Stated exercise.
Pull out every line in the data that has the string "JSON" in it.

☆ ☆ ☆ ☆ ☆

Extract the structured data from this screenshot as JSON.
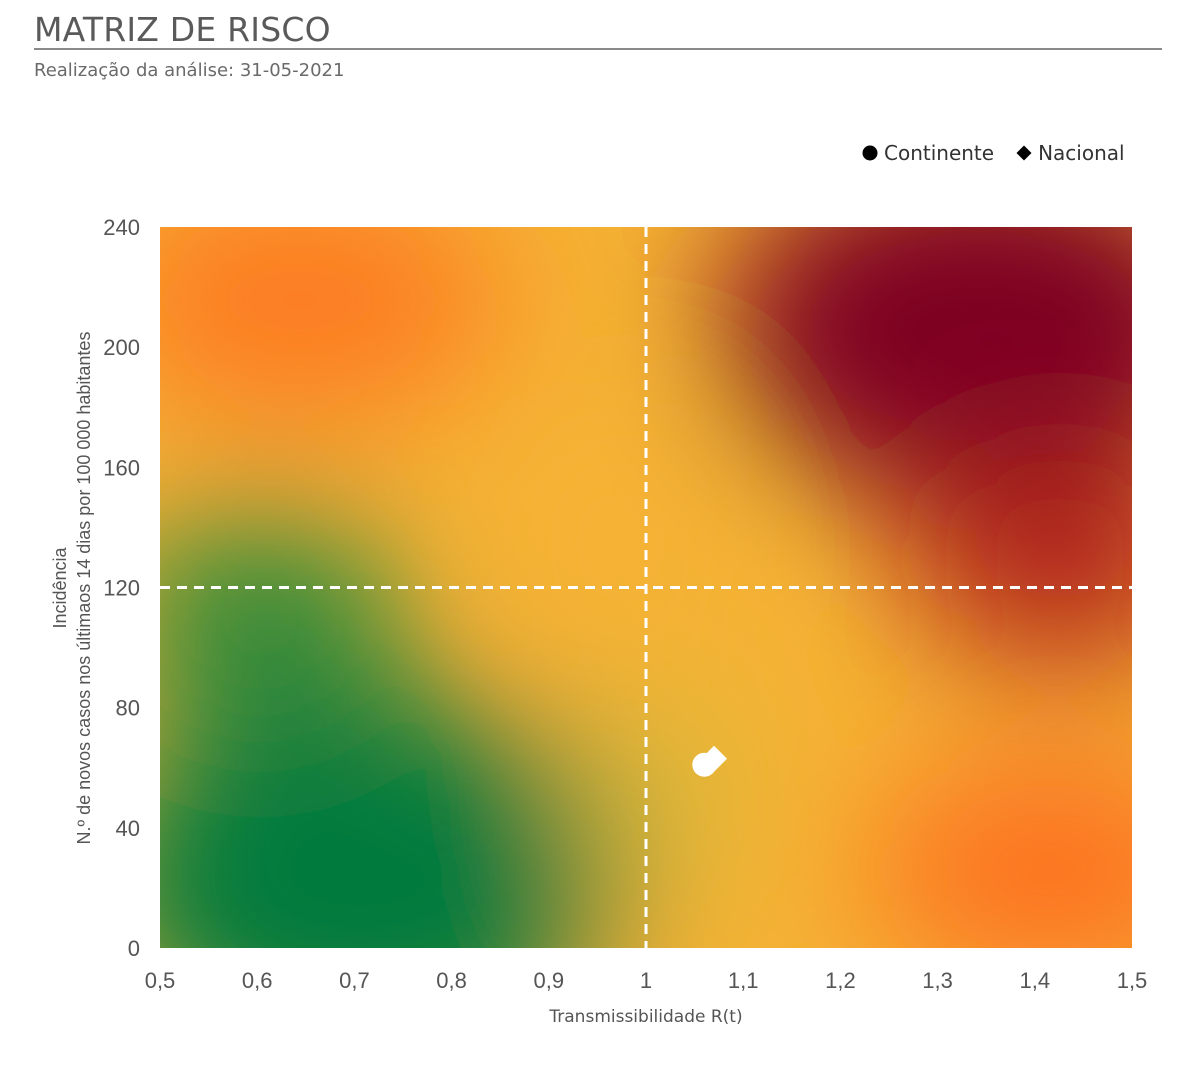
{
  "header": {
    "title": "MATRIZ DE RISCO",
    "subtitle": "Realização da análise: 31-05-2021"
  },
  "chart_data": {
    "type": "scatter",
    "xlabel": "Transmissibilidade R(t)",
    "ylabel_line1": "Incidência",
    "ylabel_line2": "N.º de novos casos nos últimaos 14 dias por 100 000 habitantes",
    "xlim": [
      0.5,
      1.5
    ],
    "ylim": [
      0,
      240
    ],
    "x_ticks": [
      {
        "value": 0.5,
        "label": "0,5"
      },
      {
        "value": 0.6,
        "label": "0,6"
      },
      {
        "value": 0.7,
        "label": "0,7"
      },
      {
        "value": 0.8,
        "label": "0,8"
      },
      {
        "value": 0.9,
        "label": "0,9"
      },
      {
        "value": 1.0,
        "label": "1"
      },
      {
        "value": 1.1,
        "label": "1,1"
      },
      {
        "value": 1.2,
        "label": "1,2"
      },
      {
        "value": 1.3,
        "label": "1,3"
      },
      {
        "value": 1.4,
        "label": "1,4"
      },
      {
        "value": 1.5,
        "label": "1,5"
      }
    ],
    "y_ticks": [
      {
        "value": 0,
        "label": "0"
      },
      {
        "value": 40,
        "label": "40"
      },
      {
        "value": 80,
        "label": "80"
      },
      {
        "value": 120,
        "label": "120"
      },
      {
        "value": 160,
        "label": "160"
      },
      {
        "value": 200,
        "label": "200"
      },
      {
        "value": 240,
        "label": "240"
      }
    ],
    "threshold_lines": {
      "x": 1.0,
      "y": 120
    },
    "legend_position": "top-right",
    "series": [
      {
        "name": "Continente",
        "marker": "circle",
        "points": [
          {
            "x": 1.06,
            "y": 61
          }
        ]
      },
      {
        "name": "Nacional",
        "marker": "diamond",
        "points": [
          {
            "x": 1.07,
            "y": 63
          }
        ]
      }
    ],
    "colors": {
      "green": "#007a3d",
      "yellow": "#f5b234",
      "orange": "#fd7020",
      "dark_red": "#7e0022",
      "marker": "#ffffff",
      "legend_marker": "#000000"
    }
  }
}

☆ ☆ ☆ ☆ ☆

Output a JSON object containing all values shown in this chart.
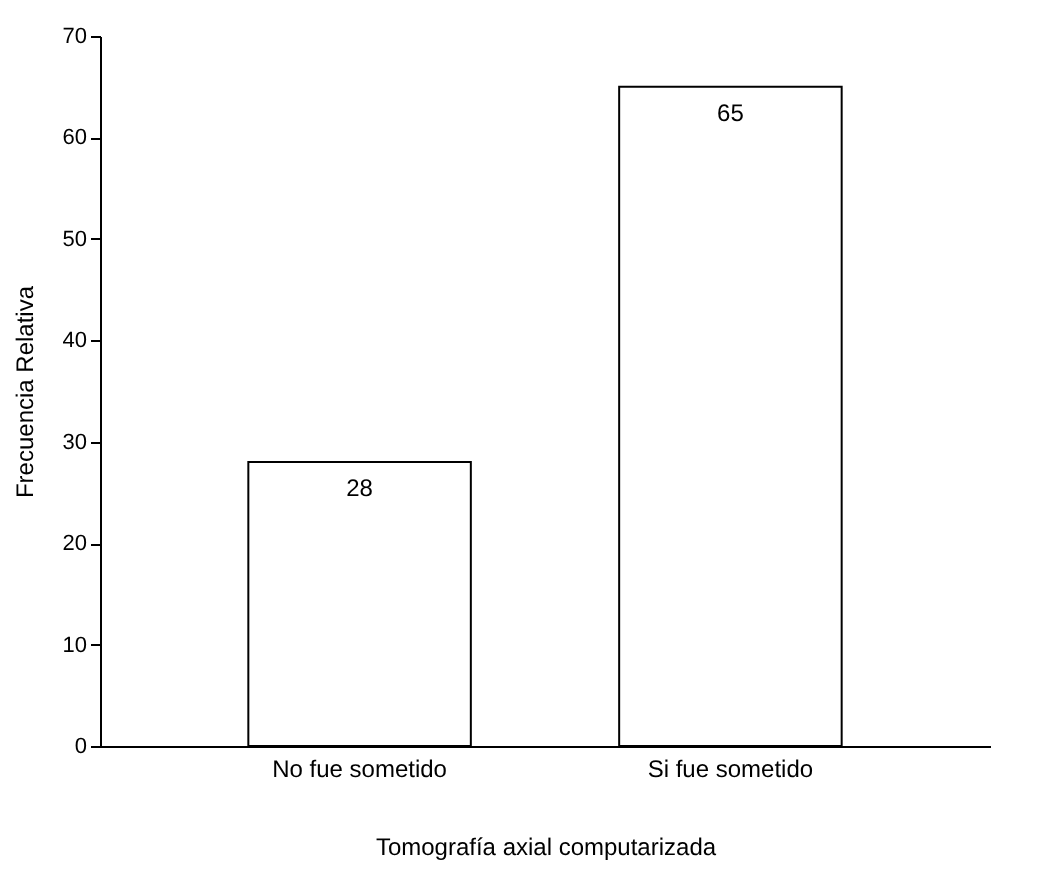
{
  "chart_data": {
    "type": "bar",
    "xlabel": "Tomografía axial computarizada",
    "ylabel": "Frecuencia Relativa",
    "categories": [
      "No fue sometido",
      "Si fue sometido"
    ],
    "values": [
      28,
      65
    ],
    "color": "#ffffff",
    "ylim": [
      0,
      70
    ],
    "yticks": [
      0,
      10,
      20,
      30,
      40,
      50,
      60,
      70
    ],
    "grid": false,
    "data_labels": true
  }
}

☆ ☆ ☆ ☆ ☆

Answer for this exercise.
Extract the structured data from this screenshot as JSON.
Output a JSON object containing all values shown in this chart.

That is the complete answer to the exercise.